> _EXERCISE DESCRIPTION_: Below is a listing; write it out exactly and drop any images from it.

> _DATA FOR THIS EXERCISE_:
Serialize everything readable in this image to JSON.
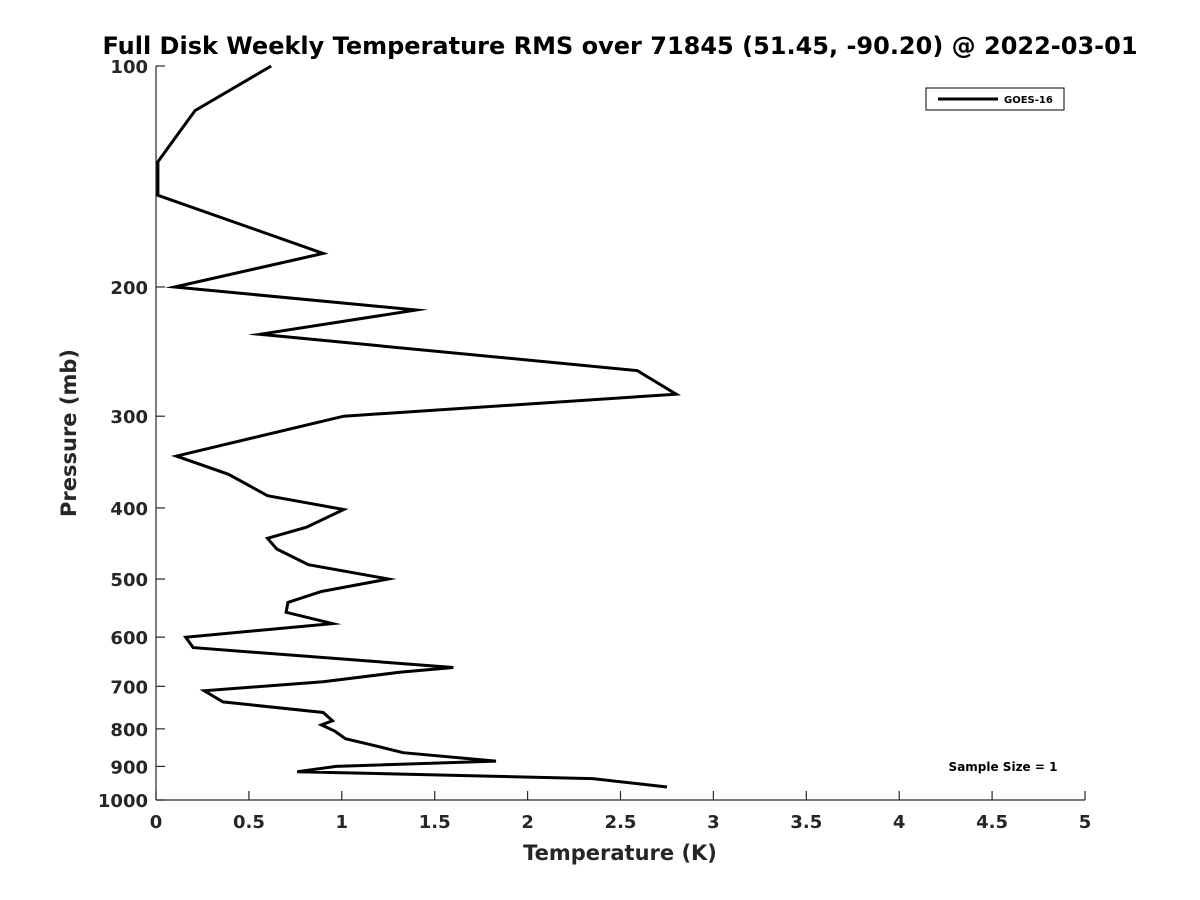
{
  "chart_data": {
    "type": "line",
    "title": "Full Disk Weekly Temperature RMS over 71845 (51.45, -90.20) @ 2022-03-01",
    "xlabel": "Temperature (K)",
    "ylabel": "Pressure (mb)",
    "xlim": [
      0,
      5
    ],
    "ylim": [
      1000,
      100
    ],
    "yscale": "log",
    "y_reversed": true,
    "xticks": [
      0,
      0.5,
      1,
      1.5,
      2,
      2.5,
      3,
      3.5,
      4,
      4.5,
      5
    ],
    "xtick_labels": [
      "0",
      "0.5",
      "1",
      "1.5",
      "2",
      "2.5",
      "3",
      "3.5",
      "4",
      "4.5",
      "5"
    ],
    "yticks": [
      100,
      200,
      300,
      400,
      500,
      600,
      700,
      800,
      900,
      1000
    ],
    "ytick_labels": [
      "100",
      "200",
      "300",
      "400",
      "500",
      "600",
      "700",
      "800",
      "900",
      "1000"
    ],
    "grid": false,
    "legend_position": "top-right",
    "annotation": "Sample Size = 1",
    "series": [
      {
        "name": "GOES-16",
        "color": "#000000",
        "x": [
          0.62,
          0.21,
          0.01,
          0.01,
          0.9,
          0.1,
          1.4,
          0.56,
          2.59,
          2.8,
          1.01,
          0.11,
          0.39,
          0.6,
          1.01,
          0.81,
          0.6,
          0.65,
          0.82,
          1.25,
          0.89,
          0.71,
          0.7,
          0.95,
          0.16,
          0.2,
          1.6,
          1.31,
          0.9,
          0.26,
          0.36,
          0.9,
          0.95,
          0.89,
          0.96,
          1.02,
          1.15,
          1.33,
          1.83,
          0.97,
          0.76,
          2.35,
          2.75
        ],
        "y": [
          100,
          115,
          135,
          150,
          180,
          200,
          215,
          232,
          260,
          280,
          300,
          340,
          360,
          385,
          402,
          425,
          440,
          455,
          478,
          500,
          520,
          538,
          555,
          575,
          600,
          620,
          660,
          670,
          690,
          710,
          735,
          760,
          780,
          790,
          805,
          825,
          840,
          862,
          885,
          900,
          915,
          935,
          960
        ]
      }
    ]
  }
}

> _WRITTEN RESPONSE_:
Serialize everything readable in this image to JSON.
{
  "chart_data": {
    "type": "line",
    "title": "Full Disk Weekly Temperature RMS over 71845 (51.45, -90.20) @ 2022-03-01",
    "xlabel": "Temperature (K)",
    "ylabel": "Pressure (mb)",
    "xlim": [
      0,
      5
    ],
    "ylim": [
      1000,
      100
    ],
    "yscale": "log",
    "y_reversed": true,
    "xticks": [
      0,
      0.5,
      1,
      1.5,
      2,
      2.5,
      3,
      3.5,
      4,
      4.5,
      5
    ],
    "xtick_labels": [
      "0",
      "0.5",
      "1",
      "1.5",
      "2",
      "2.5",
      "3",
      "3.5",
      "4",
      "4.5",
      "5"
    ],
    "yticks": [
      100,
      200,
      300,
      400,
      500,
      600,
      700,
      800,
      900,
      1000
    ],
    "ytick_labels": [
      "100",
      "200",
      "300",
      "400",
      "500",
      "600",
      "700",
      "800",
      "900",
      "1000"
    ],
    "grid": false,
    "legend_position": "top-right",
    "annotation": "Sample Size = 1",
    "series": [
      {
        "name": "GOES-16",
        "color": "#000000",
        "x": [
          0.62,
          0.21,
          0.01,
          0.01,
          0.9,
          0.1,
          1.4,
          0.56,
          2.59,
          2.8,
          1.01,
          0.11,
          0.39,
          0.6,
          1.01,
          0.81,
          0.6,
          0.65,
          0.82,
          1.25,
          0.89,
          0.71,
          0.7,
          0.95,
          0.16,
          0.2,
          1.6,
          1.31,
          0.9,
          0.26,
          0.36,
          0.9,
          0.95,
          0.89,
          0.96,
          1.02,
          1.15,
          1.33,
          1.83,
          0.97,
          0.76,
          2.35,
          2.75
        ],
        "y": [
          100,
          115,
          135,
          150,
          180,
          200,
          215,
          232,
          260,
          280,
          300,
          340,
          360,
          385,
          402,
          425,
          440,
          455,
          478,
          500,
          520,
          538,
          555,
          575,
          600,
          620,
          660,
          670,
          690,
          710,
          735,
          760,
          780,
          790,
          805,
          825,
          840,
          862,
          885,
          900,
          915,
          935,
          960
        ]
      }
    ]
  }
}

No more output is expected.